Written exercise — Pull out from the material below all lines with "this".

Lines of data
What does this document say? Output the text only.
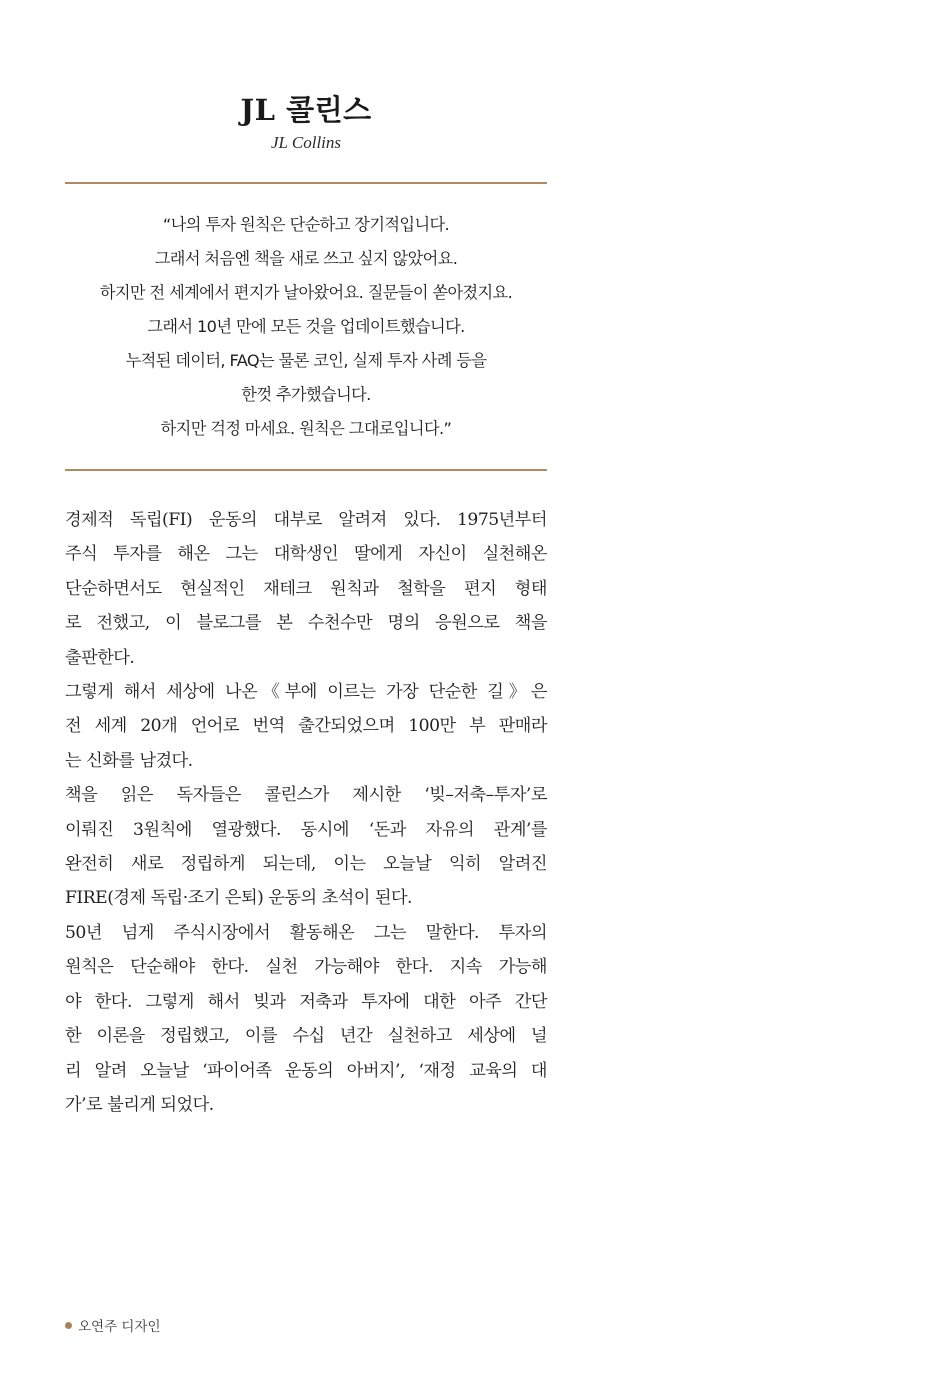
JL 콜린스
JL Collins
“나의 투자 원칙은 단순하고 장기적입니다.
그래서 처음엔 책을 새로 쓰고 싶지 않았어요.
하지만 전 세계에서 편지가 날아왔어요. 질문들이 쏟아졌지요.
그래서 10년 만에 모든 것을 업데이트했습니다.
누적된 데이터, FAQ는 물론 코인, 실제 투자 사례 등을
한껏 추가했습니다.
하지만 걱정 마세요. 원칙은 그대로입니다.”
경제적 독립(FI) 운동의 대부로 알려져 있다. 1975년부터
주식 투자를 해온 그는 대학생인 딸에게 자신이 실천해온
단순하면서도 현실적인 재테크 원칙과 철학을 편지 형태
로 전했고, 이 블로그를 본 수천수만 명의 응원으로 책을
출판한다.
그렇게 해서 세상에 나온《부에 이르는 가장 단순한 길》은
전 세계 20개 언어로 번역 출간되었으며 100만 부 판매라
는 신화를 남겼다.
책을 읽은 독자들은 콜린스가 제시한 ‘빚–저축–투자’로
이뤄진 3원칙에 열광했다. 동시에 ‘돈과 자유의 관계’를
완전히 새로 정립하게 되는데, 이는 오늘날 익히 알려진
FIRE(경제 독립·조기 은퇴) 운동의 초석이 된다.
50년 넘게 주식시장에서 활동해온 그는 말한다. 투자의
원칙은 단순해야 한다. 실천 가능해야 한다. 지속 가능해
야 한다. 그렇게 해서 빚과 저축과 투자에 대한 아주 간단
한 이론을 정립했고, 이를 수십 년간 실천하고 세상에 널
리 알려 오늘날 ‘파이어족 운동의 아버지’, ‘재정 교육의 대
가’로 불리게 되었다.
오연주 디자인
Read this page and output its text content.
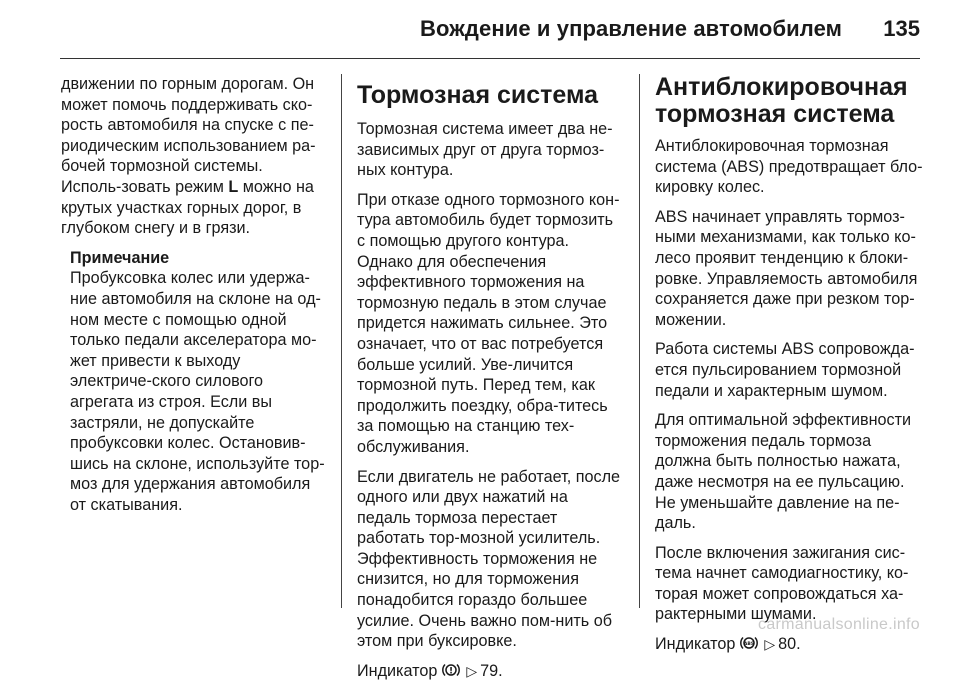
Вождение и управление автомобилем 135

движении по горным дорогам. Он может помочь поддерживать ско-рость автомобиля на спуске с пе-риодическим использованием ра-бочей тормозной системы. Исполь-зовать режим L можно на крутых участках горных дорог, в глубоком снегу и в грязи.

Примечание
Пробуксовка колес или удержа-ние автомобиля на склоне на од-ном месте с помощью одной только педали акселератора мо-жет привести к выходу электриче-ского силового агрегата из строя. Если вы застряли, не допускайте пробуксовки колес. Остановив-шись на склоне, используйте тор-моз для удержания автомобиля от скатывания.
Тормозная система

Тормозная система имеет два не-зависимых друг от друга тормоз-ных контура.

При отказе одного тормозного кон-тура автомобиль будет тормозить с помощью другого контура. Однако для обеспечения эффективного торможения на тормозную педаль в этом случае придется нажимать сильнее. Это означает, что от вас потребуется больше усилий. Уве-личится тормозной путь. Перед тем, как продолжить поездку, обра-титесь за помощью на станцию тех-обслуживания.

Если двигатель не работает, после одного или двух нажатий на педаль тормоза перестает работать тор-мозной усилитель. Эффективность торможения не снизится, но для торможения понадобится гораздо большее усилие. Очень важно пом-нить об этом при буксировке.

Индикатор ! ▷ 79.

Антиблокировочная тормозная система

Антиблокировочная тормозная система (ABS) предотвращает бло-кировку колес.

ABS начинает управлять тормоз-ными механизмами, как только ко-лесо проявит тенденцию к блоки-ровке. Управляемость автомобиля сохраняется даже при резком тор-можении.

Работа системы ABS сопровожда-ется пульсированием тормозной педали и характерным шумом.

Для оптимальной эффективности торможения педаль тормоза должна быть полностью нажата, даже несмотря на ее пульсацию. Не уменьшайте давление на пе-даль.

После включения зажигания сис-тема начнет самодиагностику, ко-торая может сопровождаться ха-рактерными шумами.

Индикатор ABS ▷ 80.

carmanualsonline.info
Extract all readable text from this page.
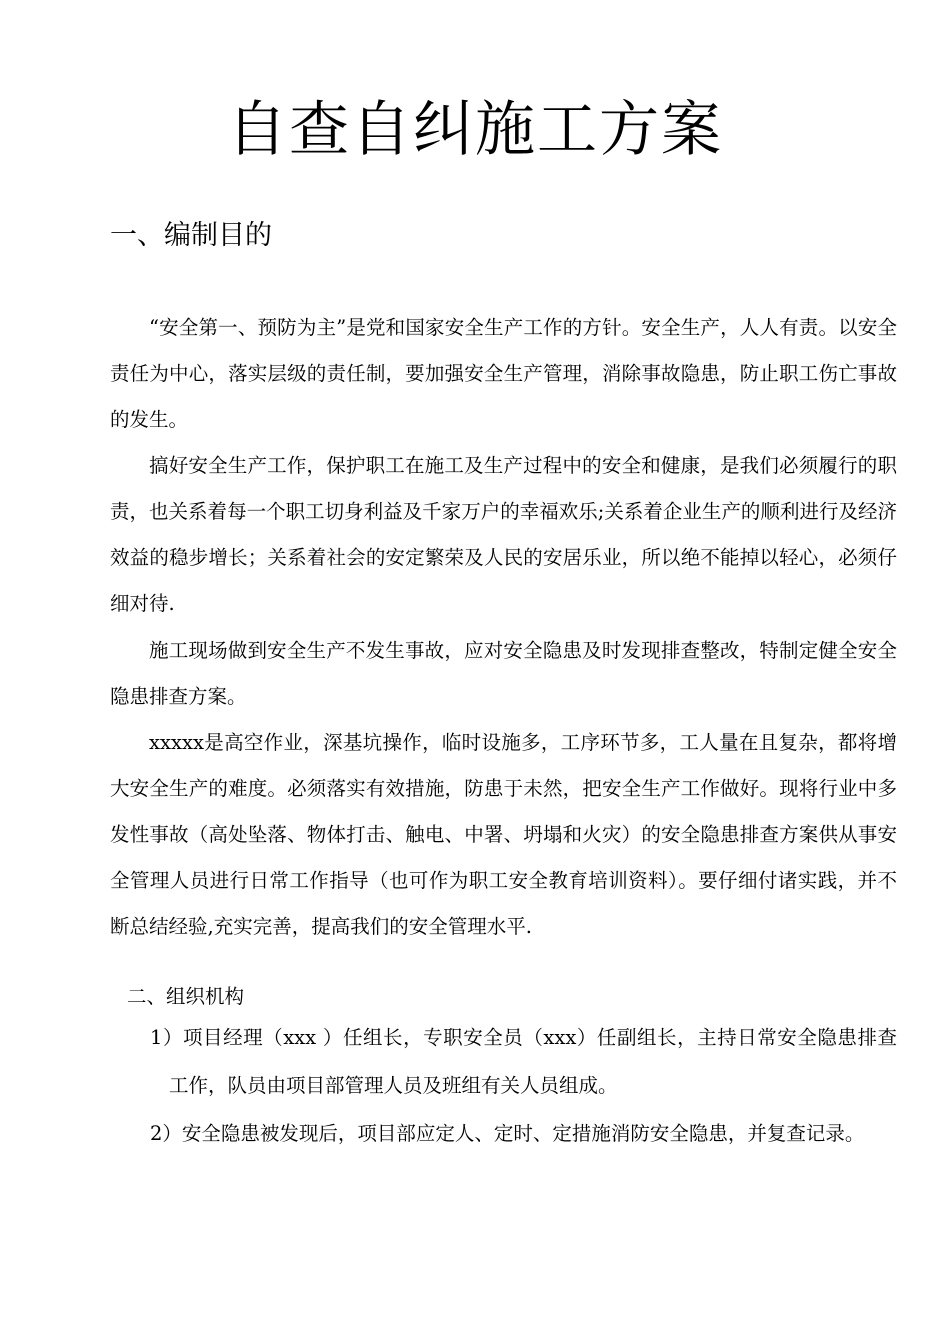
自查自纠施工方案
一、编制目的

“安全第一、预防为主”是党和国家安全生产工作的方针。安全生产，人人有责。以安全责任为中心，落实层级的责任制，要加强安全生产管理，消除事故隐患，防止职工伤亡事故的发生。

搞好安全生产工作，保护职工在施工及生产过程中的安全和健康，是我们必须履行的职责，也关系着每一个职工切身利益及千家万户的幸福欢乐;关系着企业生产的顺利进行及经济效益的稳步增长；关系着社会的安定繁荣及人民的安居乐业，所以绝不能掉以轻心，必须仔细对待.

施工现场做到安全生产不发生事故，应对安全隐患及时发现排查整改，特制定健全安全隐患排查方案。

xxxxx是高空作业，深基坑操作，临时设施多，工序环节多，工人量在且复杂，都将增大安全生产的难度。必须落实有效措施，防患于未然，把安全生产工作做好。现将行业中多发性事故（高处坠落、物体打击、触电、中署、坍塌和火灾）的安全隐患排查方案供从事安全管理人员进行日常工作指导（也可作为职工安全教育培训资料）。要仔细付诸实践，并不断总结经验,充实完善，提高我们的安全管理水平.

二、组织机构

1）项目经理（xxx ）任组长，专职安全员（xxx）任副组长，主持日常安全隐患排查工作，队员由项目部管理人员及班组有关人员组成。

2）安全隐患被发现后，项目部应定人、定时、定措施消防安全隐患，并复查记录。
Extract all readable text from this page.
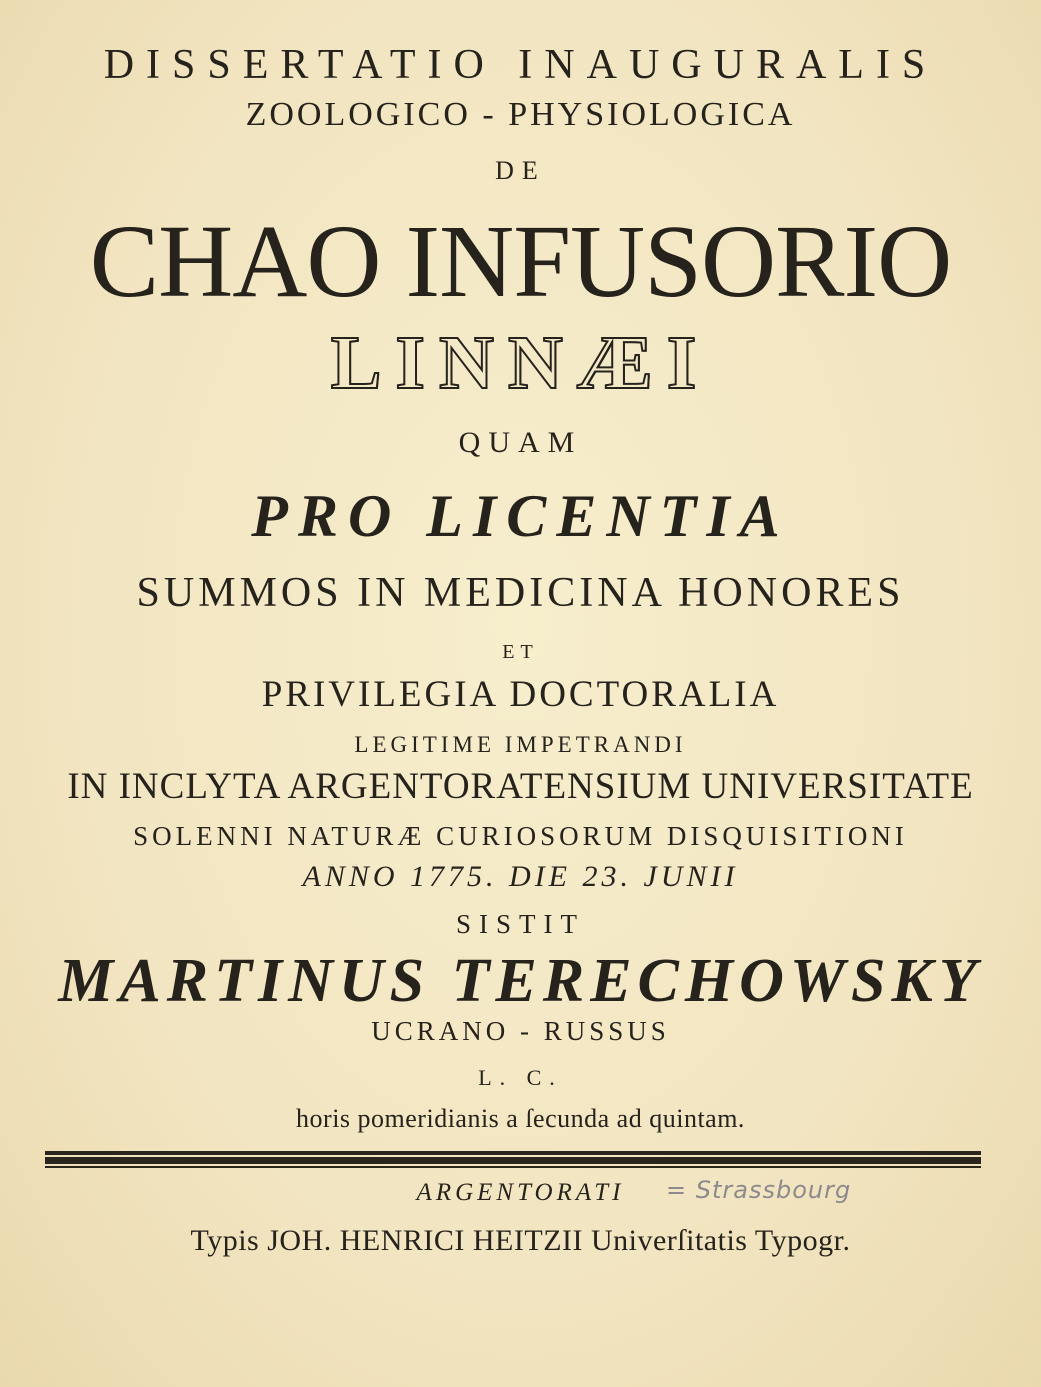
DISSERTATIO INAUGURALIS
ZOOLOGICO - PHYSIOLOGICA
DE
CHAO INFUSORIO
LINNÆI
QUAM
PRO LICENTIA
SUMMOS IN MEDICINA HONORES
ET
PRIVILEGIA DOCTORALIA
LEGITIME IMPETRANDI
IN INCLYTA ARGENTORATENSIUM UNIVERSITATE
SOLENNI NATURÆ CURIOSORUM DISQUISITIONI
ANNO 1775. DIE 23. JUNII
SISTIT
MARTINUS TERECHOWSKY
UCRANO - RUSSUS
L. C.
horis pomeridianis a ſecunda ad quintam.
ARGENTORATI	= Strassbourg
Typis JOH. HENRICI HEITZII Univerſitatis Typogr.
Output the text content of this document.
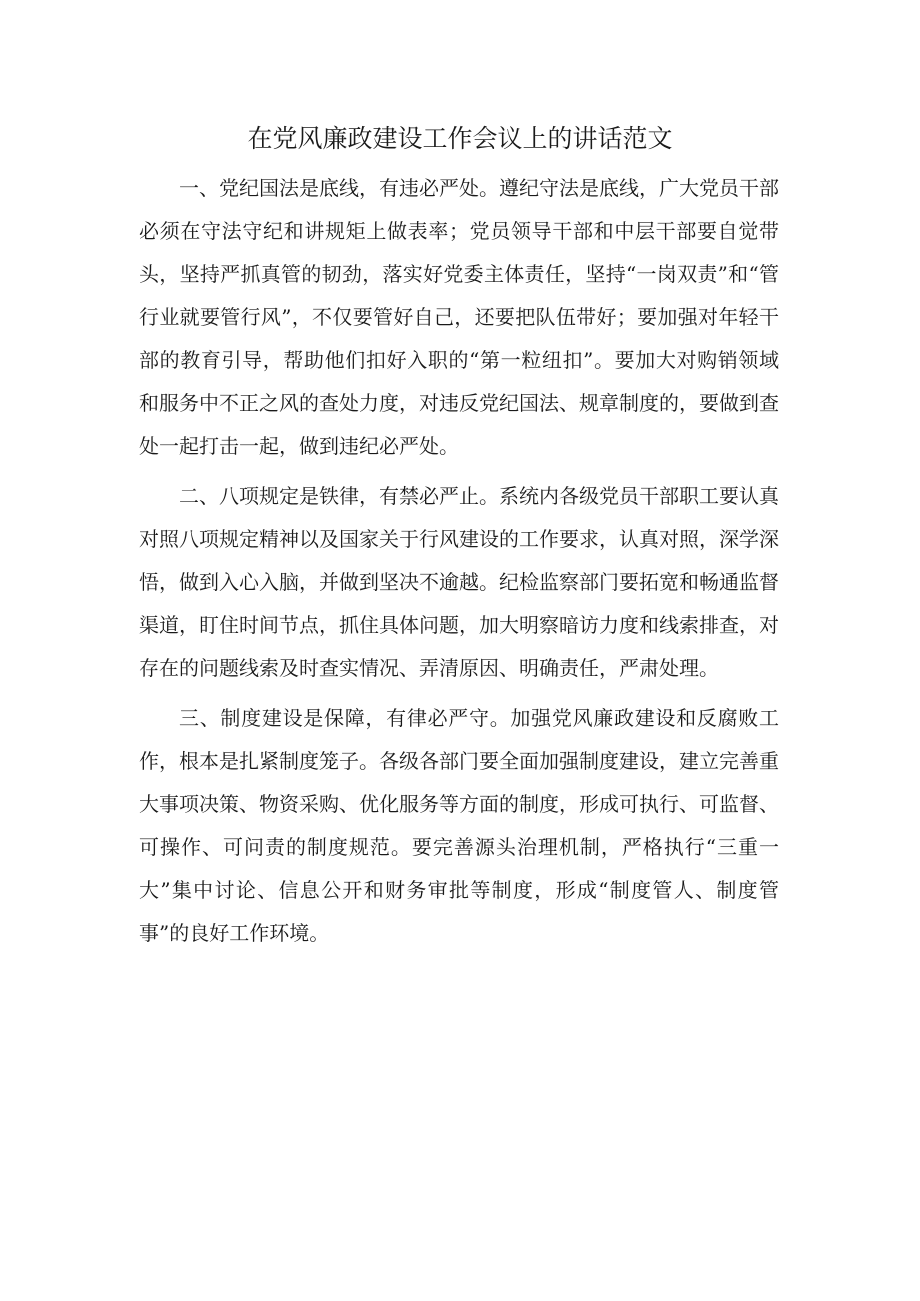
在党风廉政建设工作会议上的讲话范文

一、党纪国法是底线，有违必严处。遵纪守法是底线，广大党员干部必须在守法守纪和讲规矩上做表率；党员领导干部和中层干部要自觉带头，坚持严抓真管的韧劲，落实好党委主体责任，坚持“一岗双责”和“管行业就要管行风”，不仅要管好自己，还要把队伍带好；要加强对年轻干部的教育引导，帮助他们扣好入职的“第一粒纽扣”。要加大对购销领域和服务中不正之风的查处力度，对违反党纪国法、规章制度的，要做到查处一起打击一起，做到违纪必严处。

二、八项规定是铁律，有禁必严止。系统内各级党员干部职工要认真对照八项规定精神以及国家关于行风建设的工作要求，认真对照，深学深悟，做到入心入脑，并做到坚决不逾越。纪检监察部门要拓宽和畅通监督渠道，盯住时间节点，抓住具体问题，加大明察暗访力度和线索排查，对存在的问题线索及时查实情况、弄清原因、明确责任，严肃处理。

三、制度建设是保障，有律必严守。加强党风廉政建设和反腐败工作，根本是扎紧制度笼子。各级各部门要全面加强制度建设，建立完善重大事项决策、物资采购、优化服务等方面的制度，形成可执行、可监督、可操作、可问责的制度规范。要完善源头治理机制，严格执行“三重一大”集中讨论、信息公开和财务审批等制度，形成“制度管人、制度管事”的良好工作环境。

Finished exercise —
What does this document say? Output the text only.
Read this page and output its text content.
Extract all readable text from this page.
Extract all readable text from this page.
Output the text content of this document.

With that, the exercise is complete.